> Given problem
Every record below is to be retyped exactly.

> Records supplied
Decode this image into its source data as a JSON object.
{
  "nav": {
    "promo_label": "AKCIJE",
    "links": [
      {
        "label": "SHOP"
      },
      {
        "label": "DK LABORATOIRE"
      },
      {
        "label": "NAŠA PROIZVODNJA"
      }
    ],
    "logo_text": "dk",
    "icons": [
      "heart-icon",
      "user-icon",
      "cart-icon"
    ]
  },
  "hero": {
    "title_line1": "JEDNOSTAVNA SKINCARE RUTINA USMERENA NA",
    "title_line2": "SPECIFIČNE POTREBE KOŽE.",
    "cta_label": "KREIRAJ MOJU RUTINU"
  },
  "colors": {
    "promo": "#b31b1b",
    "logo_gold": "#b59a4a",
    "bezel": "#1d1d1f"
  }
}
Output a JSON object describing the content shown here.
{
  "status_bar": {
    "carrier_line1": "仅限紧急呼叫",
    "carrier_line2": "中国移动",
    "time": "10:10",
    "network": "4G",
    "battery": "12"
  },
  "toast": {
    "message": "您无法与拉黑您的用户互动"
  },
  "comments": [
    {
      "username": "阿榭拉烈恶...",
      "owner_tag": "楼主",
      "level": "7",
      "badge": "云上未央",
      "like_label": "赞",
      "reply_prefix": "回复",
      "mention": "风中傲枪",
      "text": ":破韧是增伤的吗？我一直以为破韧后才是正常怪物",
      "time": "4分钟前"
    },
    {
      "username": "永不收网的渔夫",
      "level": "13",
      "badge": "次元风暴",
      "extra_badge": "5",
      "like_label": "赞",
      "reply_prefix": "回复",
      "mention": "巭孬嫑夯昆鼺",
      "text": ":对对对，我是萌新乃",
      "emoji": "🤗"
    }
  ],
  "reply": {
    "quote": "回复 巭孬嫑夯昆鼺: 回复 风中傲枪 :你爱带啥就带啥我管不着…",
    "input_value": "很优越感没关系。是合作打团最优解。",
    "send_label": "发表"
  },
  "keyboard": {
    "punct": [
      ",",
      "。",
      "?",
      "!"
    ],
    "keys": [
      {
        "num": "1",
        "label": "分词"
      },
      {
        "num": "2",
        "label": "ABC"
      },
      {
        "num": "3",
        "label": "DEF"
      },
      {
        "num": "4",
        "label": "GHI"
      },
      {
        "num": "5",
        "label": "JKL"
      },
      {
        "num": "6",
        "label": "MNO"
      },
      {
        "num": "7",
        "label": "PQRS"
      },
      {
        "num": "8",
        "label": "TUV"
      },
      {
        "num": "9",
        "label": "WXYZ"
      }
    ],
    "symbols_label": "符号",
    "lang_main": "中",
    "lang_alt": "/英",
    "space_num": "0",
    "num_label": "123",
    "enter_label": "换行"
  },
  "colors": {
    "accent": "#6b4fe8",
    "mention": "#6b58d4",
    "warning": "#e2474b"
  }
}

> Task answer
Decode this image into its source data as a JSON object.
{
  "nav": {
    "promo_label": "AKCIJE",
    "links": [
      {
        "label": "SHOP"
      },
      {
        "label": "DK LABORATOIRE"
      },
      {
        "label": "NAŠA PROIZVODNJA"
      }
    ],
    "logo_text": "dk",
    "icons": [
      "heart-icon",
      "user-icon",
      "cart-icon"
    ]
  },
  "hero": {
    "title_line1": "JEDNOSTAVNA SKINCARE RUTINA USMERENA NA",
    "title_line2": "SPECIFIČNE POTREBE KOŽE.",
    "cta_label": "KREIRAJ MOJU RUTINU"
  },
  "colors": {
    "promo": "#b31b1b",
    "logo_gold": "#b59a4a",
    "bezel": "#1d1d1f"
  }
}
Output a JSON object describing the content shown here.
{
  "status_bar": {
    "carrier_line1": "仅限紧急呼叫",
    "carrier_line2": "中国移动",
    "time": "10:10",
    "network": "4G",
    "battery": "12"
  },
  "toast": {
    "message": "您无法与拉黑您的用户互动"
  },
  "comments": [
    {
      "username": "阿榭拉烈恶...",
      "owner_tag": "楼主",
      "level": "7",
      "badge": "云上未央",
      "like_label": "赞",
      "reply_prefix": "回复",
      "mention": "风中傲枪",
      "text": ":破韧是增伤的吗？我一直以为破韧后才是正常怪物",
      "time": "4分钟前"
    },
    {
      "username": "永不收网的渔夫",
      "level": "13",
      "badge": "次元风暴",
      "extra_badge": "5",
      "like_label": "赞",
      "reply_prefix": "回复",
      "mention": "巭孬嫑夯昆鼺",
      "text": ":对对对，我是萌新乃",
      "emoji": "🤗"
    }
  ],
  "reply": {
    "quote": "回复 巭孬嫑夯昆鼺: 回复 风中傲枪 :你爱带啥就带啥我管不着…",
    "input_value": "很优越感没关系。是合作打团最优解。",
    "send_label": "发表"
  },
  "keyboard": {
    "punct": [
      ",",
      "。",
      "?",
      "!"
    ],
    "keys": [
      {
        "num": "1",
        "label": "分词"
      },
      {
        "num": "2",
        "label": "ABC"
      },
      {
        "num": "3",
        "label": "DEF"
      },
      {
        "num": "4",
        "label": "GHI"
      },
      {
        "num": "5",
        "label": "JKL"
      },
      {
        "num": "6",
        "label": "MNO"
      },
      {
        "num": "7",
        "label": "PQRS"
      },
      {
        "num": "8",
        "label": "TUV"
      },
      {
        "num": "9",
        "label": "WXYZ"
      }
    ],
    "symbols_label": "符号",
    "lang_main": "中",
    "lang_alt": "/英",
    "space_num": "0",
    "num_label": "123",
    "enter_label": "换行"
  },
  "colors": {
    "accent": "#6b4fe8",
    "mention": "#6b58d4",
    "warning": "#e2474b"
  }
}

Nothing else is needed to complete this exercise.